> Entries shown
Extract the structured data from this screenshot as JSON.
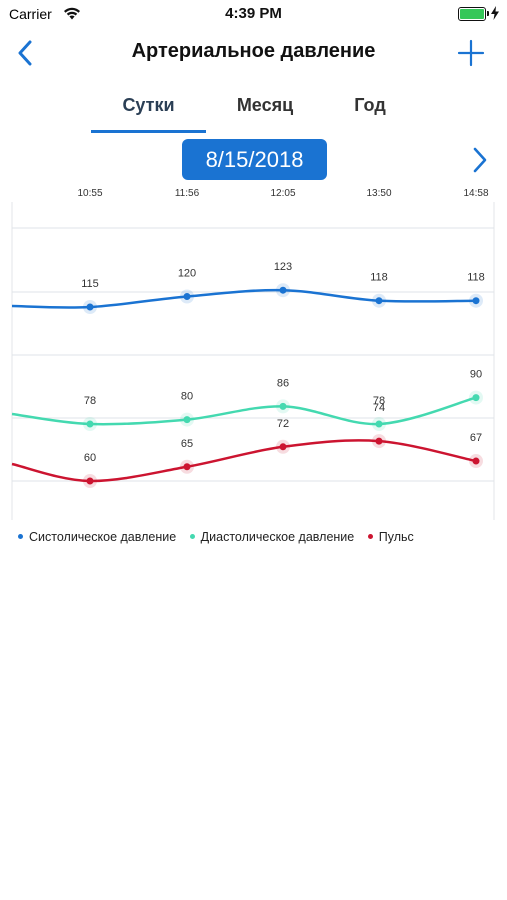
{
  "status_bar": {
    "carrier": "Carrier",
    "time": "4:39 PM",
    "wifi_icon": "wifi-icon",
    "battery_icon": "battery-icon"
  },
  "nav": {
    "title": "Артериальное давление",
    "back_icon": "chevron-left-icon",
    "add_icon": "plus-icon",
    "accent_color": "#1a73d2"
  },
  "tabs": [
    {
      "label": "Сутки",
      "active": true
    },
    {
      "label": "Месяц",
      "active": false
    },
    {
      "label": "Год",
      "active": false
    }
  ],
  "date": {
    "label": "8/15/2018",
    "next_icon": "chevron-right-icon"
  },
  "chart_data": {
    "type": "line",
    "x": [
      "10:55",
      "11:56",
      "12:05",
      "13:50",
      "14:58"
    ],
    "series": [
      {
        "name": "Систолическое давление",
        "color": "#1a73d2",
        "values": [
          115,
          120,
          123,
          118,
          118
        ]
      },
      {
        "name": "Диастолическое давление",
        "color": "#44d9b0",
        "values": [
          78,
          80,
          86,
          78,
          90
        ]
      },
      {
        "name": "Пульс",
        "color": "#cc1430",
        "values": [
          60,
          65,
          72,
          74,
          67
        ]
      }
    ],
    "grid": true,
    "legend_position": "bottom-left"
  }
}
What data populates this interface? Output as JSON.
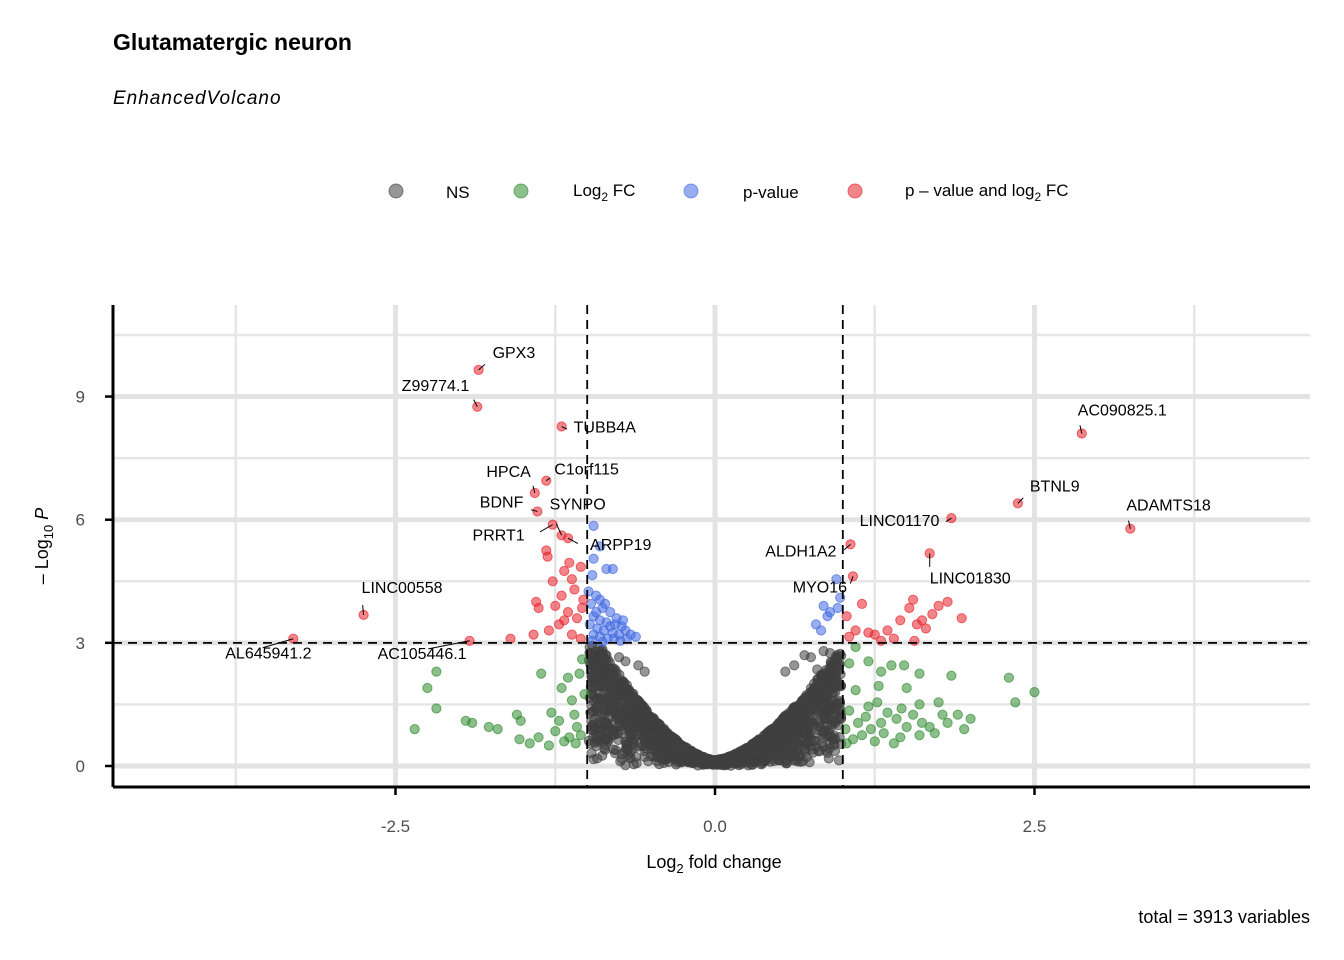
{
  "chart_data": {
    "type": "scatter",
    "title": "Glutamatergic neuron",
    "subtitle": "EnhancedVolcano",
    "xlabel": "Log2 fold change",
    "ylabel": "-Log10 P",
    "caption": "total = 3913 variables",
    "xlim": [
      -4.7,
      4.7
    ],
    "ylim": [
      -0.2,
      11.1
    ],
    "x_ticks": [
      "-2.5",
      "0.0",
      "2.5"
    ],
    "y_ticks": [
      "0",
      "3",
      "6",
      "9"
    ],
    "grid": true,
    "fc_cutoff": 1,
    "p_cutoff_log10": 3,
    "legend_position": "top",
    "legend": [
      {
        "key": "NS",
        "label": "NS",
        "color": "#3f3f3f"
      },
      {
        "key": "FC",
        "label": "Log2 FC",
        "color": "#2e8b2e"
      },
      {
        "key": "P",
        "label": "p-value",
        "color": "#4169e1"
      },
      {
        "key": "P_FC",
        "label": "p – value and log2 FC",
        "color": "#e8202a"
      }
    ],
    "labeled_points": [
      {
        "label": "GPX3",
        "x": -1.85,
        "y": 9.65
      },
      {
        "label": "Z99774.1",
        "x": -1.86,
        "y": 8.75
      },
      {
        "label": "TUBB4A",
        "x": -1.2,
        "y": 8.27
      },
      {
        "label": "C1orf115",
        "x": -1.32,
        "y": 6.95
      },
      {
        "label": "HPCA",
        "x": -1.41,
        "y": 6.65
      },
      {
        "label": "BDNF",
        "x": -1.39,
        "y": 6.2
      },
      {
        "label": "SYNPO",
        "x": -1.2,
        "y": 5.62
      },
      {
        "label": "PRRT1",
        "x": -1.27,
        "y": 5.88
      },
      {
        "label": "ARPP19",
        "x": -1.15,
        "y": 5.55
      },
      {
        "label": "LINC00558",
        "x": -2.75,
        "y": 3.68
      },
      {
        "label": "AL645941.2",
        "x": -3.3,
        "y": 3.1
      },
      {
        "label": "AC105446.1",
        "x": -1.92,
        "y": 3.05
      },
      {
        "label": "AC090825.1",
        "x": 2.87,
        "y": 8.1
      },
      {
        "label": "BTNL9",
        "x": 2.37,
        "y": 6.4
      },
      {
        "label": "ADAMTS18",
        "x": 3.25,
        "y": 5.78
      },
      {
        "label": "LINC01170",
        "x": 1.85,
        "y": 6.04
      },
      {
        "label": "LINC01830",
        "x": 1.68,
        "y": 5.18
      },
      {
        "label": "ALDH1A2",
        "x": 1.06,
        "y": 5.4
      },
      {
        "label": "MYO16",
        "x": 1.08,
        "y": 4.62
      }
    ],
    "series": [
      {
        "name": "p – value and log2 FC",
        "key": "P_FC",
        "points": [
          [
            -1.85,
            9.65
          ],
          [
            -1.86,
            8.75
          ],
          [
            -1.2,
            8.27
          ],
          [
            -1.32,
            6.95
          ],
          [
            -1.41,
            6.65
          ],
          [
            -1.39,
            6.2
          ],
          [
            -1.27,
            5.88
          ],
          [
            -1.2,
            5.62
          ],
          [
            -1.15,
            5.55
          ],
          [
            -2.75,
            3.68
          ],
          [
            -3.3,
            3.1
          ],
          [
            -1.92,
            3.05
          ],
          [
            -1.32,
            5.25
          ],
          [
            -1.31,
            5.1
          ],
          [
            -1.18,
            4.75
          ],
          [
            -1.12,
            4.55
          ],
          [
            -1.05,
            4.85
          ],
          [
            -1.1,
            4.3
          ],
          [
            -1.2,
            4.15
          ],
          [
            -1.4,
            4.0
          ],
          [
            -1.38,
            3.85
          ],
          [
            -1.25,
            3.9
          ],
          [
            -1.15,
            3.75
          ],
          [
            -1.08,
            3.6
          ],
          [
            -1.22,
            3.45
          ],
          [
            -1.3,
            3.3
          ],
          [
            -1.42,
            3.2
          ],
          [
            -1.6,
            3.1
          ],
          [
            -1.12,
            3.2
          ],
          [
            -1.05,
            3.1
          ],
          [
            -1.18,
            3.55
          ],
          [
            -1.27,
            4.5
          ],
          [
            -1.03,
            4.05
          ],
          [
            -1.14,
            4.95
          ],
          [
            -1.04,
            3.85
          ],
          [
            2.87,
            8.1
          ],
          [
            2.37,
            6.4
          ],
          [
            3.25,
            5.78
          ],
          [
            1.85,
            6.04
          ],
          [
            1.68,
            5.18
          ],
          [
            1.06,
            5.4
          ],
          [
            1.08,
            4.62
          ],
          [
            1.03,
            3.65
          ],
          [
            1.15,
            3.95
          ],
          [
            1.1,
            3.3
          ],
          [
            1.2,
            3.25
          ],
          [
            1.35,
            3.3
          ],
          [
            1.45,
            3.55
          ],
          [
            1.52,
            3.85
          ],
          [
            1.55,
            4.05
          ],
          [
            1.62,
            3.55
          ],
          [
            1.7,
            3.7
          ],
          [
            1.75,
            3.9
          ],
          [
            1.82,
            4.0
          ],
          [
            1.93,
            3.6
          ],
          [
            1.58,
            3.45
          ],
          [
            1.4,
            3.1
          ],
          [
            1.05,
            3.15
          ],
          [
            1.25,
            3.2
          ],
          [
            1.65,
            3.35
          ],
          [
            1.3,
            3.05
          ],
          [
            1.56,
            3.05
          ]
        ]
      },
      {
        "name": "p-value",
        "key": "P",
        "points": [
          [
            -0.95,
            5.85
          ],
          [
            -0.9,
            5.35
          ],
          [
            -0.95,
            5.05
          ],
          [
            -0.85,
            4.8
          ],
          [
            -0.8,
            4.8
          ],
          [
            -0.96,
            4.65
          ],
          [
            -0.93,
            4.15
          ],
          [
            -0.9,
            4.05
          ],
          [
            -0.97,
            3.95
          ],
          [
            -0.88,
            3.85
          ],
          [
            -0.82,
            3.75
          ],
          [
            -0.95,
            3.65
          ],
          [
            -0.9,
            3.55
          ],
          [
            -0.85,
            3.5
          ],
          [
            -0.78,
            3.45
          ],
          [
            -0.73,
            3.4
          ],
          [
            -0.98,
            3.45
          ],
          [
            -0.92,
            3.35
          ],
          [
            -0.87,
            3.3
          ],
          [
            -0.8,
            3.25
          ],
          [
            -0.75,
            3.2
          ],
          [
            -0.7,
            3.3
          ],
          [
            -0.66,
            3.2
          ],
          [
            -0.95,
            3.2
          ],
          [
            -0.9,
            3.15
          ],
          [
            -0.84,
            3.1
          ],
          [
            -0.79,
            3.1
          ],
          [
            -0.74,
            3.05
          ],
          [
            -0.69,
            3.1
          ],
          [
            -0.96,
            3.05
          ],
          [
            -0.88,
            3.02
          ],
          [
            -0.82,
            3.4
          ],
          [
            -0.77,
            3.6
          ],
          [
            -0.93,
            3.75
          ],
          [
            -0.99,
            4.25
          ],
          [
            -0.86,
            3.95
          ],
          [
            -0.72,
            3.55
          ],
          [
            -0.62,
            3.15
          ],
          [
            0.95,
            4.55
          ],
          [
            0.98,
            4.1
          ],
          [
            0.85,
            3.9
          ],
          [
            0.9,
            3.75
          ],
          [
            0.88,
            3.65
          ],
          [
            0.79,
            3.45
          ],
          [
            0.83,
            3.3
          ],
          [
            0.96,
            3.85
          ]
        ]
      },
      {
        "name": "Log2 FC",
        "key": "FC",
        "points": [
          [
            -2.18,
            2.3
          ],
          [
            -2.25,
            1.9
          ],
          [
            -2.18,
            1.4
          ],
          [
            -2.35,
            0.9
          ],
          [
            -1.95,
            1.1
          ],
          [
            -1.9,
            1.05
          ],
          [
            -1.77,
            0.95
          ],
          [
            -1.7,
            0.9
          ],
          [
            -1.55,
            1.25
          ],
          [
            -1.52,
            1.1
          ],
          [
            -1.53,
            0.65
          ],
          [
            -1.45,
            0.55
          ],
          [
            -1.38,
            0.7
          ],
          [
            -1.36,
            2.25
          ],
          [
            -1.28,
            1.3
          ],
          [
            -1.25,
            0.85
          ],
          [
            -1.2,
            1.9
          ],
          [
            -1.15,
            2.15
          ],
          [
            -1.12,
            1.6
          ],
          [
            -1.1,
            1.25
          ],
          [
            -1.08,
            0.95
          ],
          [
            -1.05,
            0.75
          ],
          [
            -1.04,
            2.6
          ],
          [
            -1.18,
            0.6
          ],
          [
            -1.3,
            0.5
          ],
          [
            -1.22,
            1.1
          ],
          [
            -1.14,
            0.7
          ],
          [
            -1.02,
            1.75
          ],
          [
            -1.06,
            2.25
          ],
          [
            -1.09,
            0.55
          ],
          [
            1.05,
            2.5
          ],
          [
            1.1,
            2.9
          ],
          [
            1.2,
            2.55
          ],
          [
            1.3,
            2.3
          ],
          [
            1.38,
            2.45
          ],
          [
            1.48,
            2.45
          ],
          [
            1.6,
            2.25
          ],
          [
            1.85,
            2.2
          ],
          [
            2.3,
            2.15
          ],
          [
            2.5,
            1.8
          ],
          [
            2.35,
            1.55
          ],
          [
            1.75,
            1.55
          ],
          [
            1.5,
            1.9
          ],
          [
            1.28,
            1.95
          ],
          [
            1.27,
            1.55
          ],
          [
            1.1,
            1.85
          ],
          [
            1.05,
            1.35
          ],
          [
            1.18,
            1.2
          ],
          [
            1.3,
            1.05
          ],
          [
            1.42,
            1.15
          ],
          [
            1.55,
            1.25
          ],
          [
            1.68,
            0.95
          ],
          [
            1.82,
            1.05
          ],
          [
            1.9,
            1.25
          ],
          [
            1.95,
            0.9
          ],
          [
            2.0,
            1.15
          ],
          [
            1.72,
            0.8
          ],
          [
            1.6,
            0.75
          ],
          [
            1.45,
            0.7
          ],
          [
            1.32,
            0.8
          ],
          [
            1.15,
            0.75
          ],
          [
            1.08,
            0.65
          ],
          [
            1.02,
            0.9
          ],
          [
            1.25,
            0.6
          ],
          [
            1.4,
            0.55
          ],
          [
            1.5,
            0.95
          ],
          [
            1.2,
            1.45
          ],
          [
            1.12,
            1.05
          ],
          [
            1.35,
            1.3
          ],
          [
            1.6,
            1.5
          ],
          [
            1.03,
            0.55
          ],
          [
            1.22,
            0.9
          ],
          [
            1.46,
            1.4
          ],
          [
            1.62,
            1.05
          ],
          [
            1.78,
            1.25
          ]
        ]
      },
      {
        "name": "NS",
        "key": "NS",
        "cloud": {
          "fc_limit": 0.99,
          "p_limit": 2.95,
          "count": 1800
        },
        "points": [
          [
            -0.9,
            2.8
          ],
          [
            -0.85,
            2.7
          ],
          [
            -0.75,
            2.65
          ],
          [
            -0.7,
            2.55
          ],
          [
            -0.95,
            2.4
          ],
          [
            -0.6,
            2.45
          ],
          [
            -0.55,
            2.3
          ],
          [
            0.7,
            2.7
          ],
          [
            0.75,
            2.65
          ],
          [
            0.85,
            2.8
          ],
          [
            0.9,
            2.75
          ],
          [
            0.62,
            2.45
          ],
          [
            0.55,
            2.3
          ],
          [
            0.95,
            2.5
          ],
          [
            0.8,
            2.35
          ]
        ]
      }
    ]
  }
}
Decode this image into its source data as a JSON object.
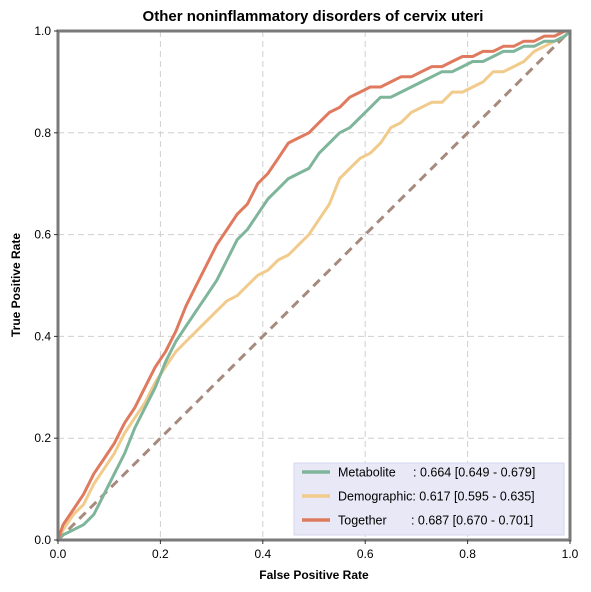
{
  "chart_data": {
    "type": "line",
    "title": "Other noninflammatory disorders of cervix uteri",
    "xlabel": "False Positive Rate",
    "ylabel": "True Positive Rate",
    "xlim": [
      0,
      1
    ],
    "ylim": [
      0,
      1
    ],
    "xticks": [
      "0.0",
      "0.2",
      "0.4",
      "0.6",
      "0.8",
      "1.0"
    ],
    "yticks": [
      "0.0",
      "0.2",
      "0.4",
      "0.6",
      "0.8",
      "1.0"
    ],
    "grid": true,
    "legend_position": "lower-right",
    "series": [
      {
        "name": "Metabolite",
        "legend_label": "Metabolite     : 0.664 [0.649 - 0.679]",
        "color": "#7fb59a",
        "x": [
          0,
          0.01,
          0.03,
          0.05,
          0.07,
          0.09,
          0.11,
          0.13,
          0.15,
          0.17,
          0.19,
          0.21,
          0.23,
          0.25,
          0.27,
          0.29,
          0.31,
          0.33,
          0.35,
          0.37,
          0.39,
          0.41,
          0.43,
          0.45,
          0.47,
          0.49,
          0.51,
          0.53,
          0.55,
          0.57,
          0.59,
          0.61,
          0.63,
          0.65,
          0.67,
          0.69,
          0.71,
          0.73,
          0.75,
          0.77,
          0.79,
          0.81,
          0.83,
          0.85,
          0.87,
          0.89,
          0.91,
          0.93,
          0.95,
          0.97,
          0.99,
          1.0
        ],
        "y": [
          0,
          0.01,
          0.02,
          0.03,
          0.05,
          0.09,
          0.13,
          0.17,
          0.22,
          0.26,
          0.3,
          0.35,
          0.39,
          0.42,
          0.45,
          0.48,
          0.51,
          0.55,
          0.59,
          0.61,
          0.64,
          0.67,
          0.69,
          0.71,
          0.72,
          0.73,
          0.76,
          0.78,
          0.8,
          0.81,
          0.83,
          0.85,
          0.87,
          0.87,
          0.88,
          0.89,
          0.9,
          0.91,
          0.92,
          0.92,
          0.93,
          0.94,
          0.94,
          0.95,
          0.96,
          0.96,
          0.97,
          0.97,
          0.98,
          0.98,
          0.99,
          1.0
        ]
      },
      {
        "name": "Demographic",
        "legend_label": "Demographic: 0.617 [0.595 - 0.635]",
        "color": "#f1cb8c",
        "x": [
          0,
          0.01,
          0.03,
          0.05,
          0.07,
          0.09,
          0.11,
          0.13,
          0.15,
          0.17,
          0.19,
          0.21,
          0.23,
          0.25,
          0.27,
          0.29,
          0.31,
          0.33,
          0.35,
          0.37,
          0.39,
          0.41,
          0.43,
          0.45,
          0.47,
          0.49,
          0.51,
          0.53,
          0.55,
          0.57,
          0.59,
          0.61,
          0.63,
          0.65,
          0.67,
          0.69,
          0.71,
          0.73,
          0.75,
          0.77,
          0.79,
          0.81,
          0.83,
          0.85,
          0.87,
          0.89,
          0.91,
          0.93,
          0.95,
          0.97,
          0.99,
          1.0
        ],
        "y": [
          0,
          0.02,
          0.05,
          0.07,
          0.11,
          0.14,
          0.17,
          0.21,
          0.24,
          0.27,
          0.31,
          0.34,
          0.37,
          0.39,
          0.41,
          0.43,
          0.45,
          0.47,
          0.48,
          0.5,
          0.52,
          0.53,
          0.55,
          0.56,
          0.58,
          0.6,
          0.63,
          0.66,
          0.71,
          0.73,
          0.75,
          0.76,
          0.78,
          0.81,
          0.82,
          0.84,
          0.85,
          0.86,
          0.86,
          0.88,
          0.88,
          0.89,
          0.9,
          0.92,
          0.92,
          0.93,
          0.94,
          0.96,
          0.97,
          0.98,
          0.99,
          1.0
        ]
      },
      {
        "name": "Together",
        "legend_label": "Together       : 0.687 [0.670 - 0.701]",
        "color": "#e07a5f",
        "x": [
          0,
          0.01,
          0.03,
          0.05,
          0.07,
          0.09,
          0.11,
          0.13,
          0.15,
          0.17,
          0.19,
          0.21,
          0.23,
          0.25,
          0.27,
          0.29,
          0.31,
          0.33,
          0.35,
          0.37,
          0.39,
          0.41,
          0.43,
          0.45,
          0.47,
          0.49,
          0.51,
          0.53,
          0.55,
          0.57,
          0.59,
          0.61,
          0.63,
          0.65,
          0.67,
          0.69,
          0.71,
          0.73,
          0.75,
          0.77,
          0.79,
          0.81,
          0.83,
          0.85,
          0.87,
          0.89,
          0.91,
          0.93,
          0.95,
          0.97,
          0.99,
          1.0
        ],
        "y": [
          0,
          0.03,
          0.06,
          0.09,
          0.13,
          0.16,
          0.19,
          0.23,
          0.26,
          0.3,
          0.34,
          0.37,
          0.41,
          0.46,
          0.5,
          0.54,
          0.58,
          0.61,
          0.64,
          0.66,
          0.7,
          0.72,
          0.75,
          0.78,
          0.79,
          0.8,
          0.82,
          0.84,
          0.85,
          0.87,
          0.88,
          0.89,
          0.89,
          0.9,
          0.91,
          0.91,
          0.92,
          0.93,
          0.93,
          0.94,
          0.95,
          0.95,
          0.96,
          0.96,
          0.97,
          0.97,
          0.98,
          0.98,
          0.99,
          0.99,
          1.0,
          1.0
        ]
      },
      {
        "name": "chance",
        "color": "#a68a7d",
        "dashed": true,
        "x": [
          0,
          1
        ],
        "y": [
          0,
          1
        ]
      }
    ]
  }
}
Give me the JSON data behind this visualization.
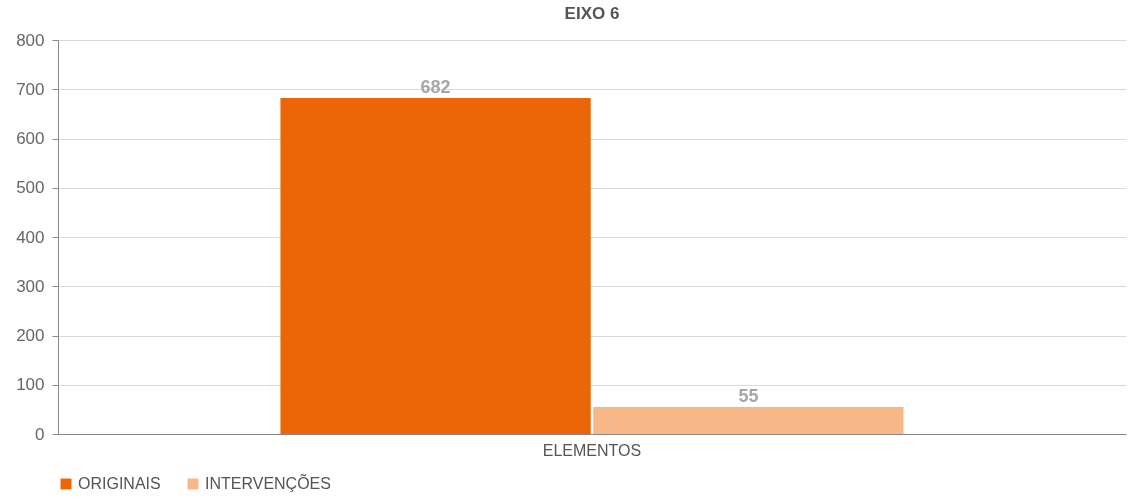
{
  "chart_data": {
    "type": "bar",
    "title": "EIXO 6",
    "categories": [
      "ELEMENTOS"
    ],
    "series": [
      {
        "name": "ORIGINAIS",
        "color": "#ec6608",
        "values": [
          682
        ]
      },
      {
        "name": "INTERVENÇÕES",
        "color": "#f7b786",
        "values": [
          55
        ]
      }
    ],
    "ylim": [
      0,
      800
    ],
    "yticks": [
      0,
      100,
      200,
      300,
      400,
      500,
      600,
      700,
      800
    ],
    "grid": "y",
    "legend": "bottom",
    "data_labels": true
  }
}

> Goal
Repeat exactly the lines from the one containing "Give me the" through the last line of the records above, both included, and leave out the pictures.

> Result below
Give me the JSON data behind this visualization.
{
  "chart_data": {
    "type": "bar",
    "title": "EIXO 6",
    "categories": [
      "ELEMENTOS"
    ],
    "series": [
      {
        "name": "ORIGINAIS",
        "color": "#ec6608",
        "values": [
          682
        ]
      },
      {
        "name": "INTERVENÇÕES",
        "color": "#f7b786",
        "values": [
          55
        ]
      }
    ],
    "ylim": [
      0,
      800
    ],
    "yticks": [
      0,
      100,
      200,
      300,
      400,
      500,
      600,
      700,
      800
    ],
    "grid": "y",
    "legend": "bottom",
    "data_labels": true
  }
}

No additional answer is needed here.